DATA SHOWN ▸
— BEGIN —

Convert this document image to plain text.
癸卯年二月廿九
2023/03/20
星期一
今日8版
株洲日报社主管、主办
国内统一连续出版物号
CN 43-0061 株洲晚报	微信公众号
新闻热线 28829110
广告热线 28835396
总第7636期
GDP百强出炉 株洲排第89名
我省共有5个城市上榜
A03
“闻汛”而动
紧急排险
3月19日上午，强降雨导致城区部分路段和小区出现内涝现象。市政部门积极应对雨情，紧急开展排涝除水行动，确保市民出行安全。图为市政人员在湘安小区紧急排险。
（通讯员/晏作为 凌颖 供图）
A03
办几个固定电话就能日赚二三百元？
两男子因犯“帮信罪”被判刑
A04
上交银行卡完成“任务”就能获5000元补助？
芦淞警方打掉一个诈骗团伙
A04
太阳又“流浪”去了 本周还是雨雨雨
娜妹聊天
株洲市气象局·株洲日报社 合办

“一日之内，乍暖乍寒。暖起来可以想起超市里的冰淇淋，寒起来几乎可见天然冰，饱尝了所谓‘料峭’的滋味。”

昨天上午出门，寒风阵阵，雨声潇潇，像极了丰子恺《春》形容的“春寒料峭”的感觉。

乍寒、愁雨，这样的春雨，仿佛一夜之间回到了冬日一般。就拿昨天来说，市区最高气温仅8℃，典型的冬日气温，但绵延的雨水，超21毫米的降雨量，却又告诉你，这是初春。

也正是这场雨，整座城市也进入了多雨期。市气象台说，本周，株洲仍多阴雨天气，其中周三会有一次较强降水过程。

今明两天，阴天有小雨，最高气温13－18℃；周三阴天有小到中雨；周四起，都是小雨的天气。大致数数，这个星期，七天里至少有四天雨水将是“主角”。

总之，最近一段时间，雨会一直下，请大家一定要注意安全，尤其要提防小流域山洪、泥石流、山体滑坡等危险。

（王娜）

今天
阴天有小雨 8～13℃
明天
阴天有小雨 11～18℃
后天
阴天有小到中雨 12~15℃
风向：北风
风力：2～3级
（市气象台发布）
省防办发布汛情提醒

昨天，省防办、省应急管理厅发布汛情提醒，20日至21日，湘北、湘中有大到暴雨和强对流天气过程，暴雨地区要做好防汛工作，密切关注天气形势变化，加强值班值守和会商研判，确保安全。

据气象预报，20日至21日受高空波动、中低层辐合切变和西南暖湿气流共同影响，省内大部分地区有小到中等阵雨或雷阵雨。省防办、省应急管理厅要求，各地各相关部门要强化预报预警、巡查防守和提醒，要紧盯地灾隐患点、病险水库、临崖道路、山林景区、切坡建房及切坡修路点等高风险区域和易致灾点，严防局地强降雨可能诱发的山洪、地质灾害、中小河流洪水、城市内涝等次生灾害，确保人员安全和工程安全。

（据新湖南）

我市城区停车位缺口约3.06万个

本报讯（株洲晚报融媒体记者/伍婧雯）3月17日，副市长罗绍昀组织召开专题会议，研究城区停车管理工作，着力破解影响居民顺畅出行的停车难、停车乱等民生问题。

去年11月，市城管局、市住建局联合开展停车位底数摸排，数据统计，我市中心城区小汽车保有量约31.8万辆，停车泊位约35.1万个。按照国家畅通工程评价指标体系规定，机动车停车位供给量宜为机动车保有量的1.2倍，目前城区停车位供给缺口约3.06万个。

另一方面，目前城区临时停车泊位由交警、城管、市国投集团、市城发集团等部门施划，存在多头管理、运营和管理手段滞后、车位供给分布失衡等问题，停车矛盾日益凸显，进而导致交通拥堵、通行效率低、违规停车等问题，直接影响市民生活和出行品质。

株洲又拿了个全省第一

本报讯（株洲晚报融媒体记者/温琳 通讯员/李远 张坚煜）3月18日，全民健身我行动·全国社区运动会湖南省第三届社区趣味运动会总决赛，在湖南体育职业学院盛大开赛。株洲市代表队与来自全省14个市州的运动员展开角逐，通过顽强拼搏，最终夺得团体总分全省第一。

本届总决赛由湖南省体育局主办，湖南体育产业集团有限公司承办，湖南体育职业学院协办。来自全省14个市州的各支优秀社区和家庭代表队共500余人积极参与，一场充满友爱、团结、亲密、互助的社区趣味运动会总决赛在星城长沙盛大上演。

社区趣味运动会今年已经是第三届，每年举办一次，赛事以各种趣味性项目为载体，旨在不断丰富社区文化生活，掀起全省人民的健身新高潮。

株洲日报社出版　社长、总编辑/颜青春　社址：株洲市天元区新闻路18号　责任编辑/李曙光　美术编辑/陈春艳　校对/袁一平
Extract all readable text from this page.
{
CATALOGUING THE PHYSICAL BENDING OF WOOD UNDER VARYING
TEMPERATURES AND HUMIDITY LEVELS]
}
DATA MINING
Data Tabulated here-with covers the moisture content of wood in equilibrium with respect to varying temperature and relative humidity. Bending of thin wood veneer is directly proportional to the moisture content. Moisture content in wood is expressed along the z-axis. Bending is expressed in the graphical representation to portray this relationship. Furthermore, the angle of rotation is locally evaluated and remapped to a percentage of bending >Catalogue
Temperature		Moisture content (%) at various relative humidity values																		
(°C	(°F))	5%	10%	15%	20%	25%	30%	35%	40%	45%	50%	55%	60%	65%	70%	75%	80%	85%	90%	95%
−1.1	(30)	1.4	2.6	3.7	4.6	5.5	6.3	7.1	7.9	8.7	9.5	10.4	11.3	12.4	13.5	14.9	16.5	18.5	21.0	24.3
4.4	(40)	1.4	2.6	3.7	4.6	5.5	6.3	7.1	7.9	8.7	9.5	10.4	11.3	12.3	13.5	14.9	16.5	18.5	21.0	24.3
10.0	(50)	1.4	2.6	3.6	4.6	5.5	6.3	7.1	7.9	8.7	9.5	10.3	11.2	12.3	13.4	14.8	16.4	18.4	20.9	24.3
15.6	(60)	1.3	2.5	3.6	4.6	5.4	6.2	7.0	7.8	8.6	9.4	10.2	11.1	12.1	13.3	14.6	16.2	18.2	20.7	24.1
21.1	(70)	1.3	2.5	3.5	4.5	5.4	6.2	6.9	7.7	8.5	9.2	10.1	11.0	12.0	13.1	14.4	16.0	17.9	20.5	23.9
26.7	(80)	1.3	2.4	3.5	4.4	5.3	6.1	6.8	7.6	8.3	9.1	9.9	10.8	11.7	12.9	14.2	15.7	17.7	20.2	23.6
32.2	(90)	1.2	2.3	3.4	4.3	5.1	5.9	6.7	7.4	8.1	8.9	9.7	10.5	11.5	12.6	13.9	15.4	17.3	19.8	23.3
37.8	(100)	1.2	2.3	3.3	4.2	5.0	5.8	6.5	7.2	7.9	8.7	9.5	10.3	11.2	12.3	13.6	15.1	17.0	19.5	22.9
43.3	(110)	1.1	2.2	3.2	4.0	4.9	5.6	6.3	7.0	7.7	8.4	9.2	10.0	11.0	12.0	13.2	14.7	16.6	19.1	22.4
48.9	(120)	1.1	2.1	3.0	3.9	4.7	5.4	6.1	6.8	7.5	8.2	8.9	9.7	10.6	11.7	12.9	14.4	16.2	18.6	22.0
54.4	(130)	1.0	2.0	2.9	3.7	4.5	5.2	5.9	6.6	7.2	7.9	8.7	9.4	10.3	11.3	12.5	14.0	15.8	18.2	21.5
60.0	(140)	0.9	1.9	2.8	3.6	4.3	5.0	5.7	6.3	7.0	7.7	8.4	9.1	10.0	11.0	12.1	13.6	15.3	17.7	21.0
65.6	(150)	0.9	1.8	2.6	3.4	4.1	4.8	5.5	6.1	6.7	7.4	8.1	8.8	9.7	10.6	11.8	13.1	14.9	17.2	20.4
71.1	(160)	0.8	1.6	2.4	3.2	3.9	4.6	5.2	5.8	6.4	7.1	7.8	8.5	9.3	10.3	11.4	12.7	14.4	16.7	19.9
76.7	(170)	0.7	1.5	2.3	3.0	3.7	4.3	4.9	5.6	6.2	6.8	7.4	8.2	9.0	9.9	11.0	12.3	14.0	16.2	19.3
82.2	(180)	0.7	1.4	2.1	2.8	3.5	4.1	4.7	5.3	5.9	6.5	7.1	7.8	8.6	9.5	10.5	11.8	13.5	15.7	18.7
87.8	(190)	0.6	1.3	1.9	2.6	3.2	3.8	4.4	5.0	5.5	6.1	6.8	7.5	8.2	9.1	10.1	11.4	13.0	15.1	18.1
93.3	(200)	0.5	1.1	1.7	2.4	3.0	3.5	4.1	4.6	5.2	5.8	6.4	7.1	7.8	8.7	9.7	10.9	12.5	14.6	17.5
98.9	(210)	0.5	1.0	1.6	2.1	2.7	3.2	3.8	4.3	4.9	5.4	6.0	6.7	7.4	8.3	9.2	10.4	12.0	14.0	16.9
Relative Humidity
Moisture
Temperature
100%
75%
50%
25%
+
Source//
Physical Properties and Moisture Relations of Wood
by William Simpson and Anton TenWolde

— END —

JOB ▸ State, as a number only, how many lines in the entries include "阴天有小雨".

TASK OUTPUT ▸ 3